• **Given exercise**
Each entry below is to be transcribed exactly.

####################

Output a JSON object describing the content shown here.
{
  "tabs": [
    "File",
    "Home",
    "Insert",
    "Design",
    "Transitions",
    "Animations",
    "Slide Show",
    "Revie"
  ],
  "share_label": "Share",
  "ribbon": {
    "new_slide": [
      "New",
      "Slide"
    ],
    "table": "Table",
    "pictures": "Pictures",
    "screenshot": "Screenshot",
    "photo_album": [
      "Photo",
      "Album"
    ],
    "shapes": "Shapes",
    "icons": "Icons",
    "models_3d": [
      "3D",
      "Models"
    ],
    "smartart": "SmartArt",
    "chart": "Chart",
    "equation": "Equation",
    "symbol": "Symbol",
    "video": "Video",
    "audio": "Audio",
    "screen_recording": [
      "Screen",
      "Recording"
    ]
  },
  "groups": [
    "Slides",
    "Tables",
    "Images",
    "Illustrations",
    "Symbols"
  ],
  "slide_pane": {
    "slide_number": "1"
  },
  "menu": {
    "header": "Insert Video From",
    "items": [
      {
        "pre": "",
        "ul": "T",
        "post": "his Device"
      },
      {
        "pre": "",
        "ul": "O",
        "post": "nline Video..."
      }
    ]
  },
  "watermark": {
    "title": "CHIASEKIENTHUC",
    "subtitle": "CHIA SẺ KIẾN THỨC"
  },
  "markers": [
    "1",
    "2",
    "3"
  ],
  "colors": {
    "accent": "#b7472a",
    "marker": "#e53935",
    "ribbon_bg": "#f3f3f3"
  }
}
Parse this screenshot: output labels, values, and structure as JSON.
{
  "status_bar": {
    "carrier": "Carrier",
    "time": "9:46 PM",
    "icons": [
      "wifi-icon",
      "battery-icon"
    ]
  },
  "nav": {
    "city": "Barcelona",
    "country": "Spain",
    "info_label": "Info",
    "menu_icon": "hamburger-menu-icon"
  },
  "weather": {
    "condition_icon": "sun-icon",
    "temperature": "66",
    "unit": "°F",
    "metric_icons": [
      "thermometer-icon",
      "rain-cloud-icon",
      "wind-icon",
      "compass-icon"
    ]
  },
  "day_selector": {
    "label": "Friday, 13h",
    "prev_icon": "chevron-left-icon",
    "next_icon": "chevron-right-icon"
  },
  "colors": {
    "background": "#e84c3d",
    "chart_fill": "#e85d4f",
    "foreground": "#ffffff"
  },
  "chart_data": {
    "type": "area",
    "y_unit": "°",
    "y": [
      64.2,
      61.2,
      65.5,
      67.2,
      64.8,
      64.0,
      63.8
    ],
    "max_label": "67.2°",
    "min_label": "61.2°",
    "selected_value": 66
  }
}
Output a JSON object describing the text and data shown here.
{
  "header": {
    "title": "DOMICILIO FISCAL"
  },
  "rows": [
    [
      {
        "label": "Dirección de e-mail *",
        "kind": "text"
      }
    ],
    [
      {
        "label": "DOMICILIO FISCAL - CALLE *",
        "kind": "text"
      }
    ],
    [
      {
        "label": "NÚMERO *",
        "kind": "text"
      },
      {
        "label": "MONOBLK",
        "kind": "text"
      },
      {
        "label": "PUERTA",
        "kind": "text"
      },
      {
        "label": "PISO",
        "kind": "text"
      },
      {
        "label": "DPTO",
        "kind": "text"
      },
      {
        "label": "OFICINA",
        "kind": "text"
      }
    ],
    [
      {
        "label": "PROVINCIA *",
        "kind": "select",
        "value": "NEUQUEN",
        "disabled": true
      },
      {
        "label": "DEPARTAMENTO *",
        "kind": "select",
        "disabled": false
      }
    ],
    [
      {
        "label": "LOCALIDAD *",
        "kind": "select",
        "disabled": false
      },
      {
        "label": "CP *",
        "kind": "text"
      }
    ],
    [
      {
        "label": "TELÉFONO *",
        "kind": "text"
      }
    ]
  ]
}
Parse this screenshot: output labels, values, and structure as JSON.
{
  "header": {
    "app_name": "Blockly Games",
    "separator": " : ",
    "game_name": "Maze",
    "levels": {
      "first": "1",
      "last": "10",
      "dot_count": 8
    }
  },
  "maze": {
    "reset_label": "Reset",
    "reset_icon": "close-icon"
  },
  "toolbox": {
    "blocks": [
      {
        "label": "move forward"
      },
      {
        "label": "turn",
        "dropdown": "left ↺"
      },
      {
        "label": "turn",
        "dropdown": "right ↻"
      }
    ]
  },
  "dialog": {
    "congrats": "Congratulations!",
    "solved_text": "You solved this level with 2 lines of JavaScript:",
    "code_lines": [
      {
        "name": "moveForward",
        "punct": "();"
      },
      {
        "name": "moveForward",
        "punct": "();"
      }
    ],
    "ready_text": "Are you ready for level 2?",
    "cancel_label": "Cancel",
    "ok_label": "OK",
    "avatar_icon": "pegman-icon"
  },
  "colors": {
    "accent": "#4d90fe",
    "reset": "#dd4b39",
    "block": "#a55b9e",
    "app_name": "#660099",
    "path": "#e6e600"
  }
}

####################

• **Result of the exercise**
Output a JSON object describing the content shown here.
{
  "tabs": [
    "File",
    "Home",
    "Insert",
    "Design",
    "Transitions",
    "Animations",
    "Slide Show",
    "Revie"
  ],
  "share_label": "Share",
  "ribbon": {
    "new_slide": [
      "New",
      "Slide"
    ],
    "table": "Table",
    "pictures": "Pictures",
    "screenshot": "Screenshot",
    "photo_album": [
      "Photo",
      "Album"
    ],
    "shapes": "Shapes",
    "icons": "Icons",
    "models_3d": [
      "3D",
      "Models"
    ],
    "smartart": "SmartArt",
    "chart": "Chart",
    "equation": "Equation",
    "symbol": "Symbol",
    "video": "Video",
    "audio": "Audio",
    "screen_recording": [
      "Screen",
      "Recording"
    ]
  },
  "groups": [
    "Slides",
    "Tables",
    "Images",
    "Illustrations",
    "Symbols"
  ],
  "slide_pane": {
    "slide_number": "1"
  },
  "menu": {
    "header": "Insert Video From",
    "items": [
      {
        "pre": "",
        "ul": "T",
        "post": "his Device"
      },
      {
        "pre": "",
        "ul": "O",
        "post": "nline Video..."
      }
    ]
  },
  "watermark": {
    "title": "CHIASEKIENTHUC",
    "subtitle": "CHIA SẺ KIẾN THỨC"
  },
  "markers": [
    "1",
    "2",
    "3"
  ],
  "colors": {
    "accent": "#b7472a",
    "marker": "#e53935",
    "ribbon_bg": "#f3f3f3"
  }
}
Parse this screenshot: output labels, values, and structure as JSON.
{
  "status_bar": {
    "carrier": "Carrier",
    "time": "9:46 PM",
    "icons": [
      "wifi-icon",
      "battery-icon"
    ]
  },
  "nav": {
    "city": "Barcelona",
    "country": "Spain",
    "info_label": "Info",
    "menu_icon": "hamburger-menu-icon"
  },
  "weather": {
    "condition_icon": "sun-icon",
    "temperature": "66",
    "unit": "°F",
    "metric_icons": [
      "thermometer-icon",
      "rain-cloud-icon",
      "wind-icon",
      "compass-icon"
    ]
  },
  "day_selector": {
    "label": "Friday, 13h",
    "prev_icon": "chevron-left-icon",
    "next_icon": "chevron-right-icon"
  },
  "colors": {
    "background": "#e84c3d",
    "chart_fill": "#e85d4f",
    "foreground": "#ffffff"
  },
  "chart_data": {
    "type": "area",
    "y_unit": "°",
    "y": [
      64.2,
      61.2,
      65.5,
      67.2,
      64.8,
      64.0,
      63.8
    ],
    "max_label": "67.2°",
    "min_label": "61.2°",
    "selected_value": 66
  }
}
Output a JSON object describing the text and data shown here.
{
  "header": {
    "title": "DOMICILIO FISCAL"
  },
  "rows": [
    [
      {
        "label": "Dirección de e-mail *",
        "kind": "text"
      }
    ],
    [
      {
        "label": "DOMICILIO FISCAL - CALLE *",
        "kind": "text"
      }
    ],
    [
      {
        "label": "NÚMERO *",
        "kind": "text"
      },
      {
        "label": "MONOBLK",
        "kind": "text"
      },
      {
        "label": "PUERTA",
        "kind": "text"
      },
      {
        "label": "PISO",
        "kind": "text"
      },
      {
        "label": "DPTO",
        "kind": "text"
      },
      {
        "label": "OFICINA",
        "kind": "text"
      }
    ],
    [
      {
        "label": "PROVINCIA *",
        "kind": "select",
        "value": "NEUQUEN",
        "disabled": true
      },
      {
        "label": "DEPARTAMENTO *",
        "kind": "select",
        "disabled": false
      }
    ],
    [
      {
        "label": "LOCALIDAD *",
        "kind": "select",
        "disabled": false
      },
      {
        "label": "CP *",
        "kind": "text"
      }
    ],
    [
      {
        "label": "TELÉFONO *",
        "kind": "text"
      }
    ]
  ]
}
Parse this screenshot: output labels, values, and structure as JSON.
{
  "header": {
    "app_name": "Blockly Games",
    "separator": " : ",
    "game_name": "Maze",
    "levels": {
      "first": "1",
      "last": "10",
      "dot_count": 8
    }
  },
  "maze": {
    "reset_label": "Reset",
    "reset_icon": "close-icon"
  },
  "toolbox": {
    "blocks": [
      {
        "label": "move forward"
      },
      {
        "label": "turn",
        "dropdown": "left ↺"
      },
      {
        "label": "turn",
        "dropdown": "right ↻"
      }
    ]
  },
  "dialog": {
    "congrats": "Congratulations!",
    "solved_text": "You solved this level with 2 lines of JavaScript:",
    "code_lines": [
      {
        "name": "moveForward",
        "punct": "();"
      },
      {
        "name": "moveForward",
        "punct": "();"
      }
    ],
    "ready_text": "Are you ready for level 2?",
    "cancel_label": "Cancel",
    "ok_label": "OK",
    "avatar_icon": "pegman-icon"
  },
  "colors": {
    "accent": "#4d90fe",
    "reset": "#dd4b39",
    "block": "#a55b9e",
    "app_name": "#660099",
    "path": "#e6e600"
  }
}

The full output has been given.